▶ [Do this] Reproduce the records exactly.

[Data excerpts]

··········

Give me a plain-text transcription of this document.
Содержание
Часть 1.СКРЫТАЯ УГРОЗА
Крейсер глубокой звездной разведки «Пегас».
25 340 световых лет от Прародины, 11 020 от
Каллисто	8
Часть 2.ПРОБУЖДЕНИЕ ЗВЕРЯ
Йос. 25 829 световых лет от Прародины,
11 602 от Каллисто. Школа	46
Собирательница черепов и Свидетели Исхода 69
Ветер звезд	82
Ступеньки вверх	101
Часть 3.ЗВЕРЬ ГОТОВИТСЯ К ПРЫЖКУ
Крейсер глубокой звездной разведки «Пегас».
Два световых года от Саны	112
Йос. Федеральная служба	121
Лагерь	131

··········

▶ [Final result]
Give me a plain-text transcription of this document.
Содержание
Часть 1.СКРЫТАЯ УГРОЗА
Крейсер глубокой звездной разведки «Пегас».
25 340 световых лет от Прародины, 11 020 от
Каллисто	8
Часть 2.ПРОБУЖДЕНИЕ ЗВЕРЯ
Йос. 25 829 световых лет от Прародины,
11 602 от Каллисто. Школа	46
Собирательница черепов и Свидетели Исхода 69
Ветер звезд	82
Ступеньки вверх	101
Часть 3.ЗВЕРЬ ГОТОВИТСЯ К ПРЫЖКУ
Крейсер глубокой звездной разведки «Пегас».
Два световых года от Саны	112
Йос. Федеральная служба	121
Лагерь	131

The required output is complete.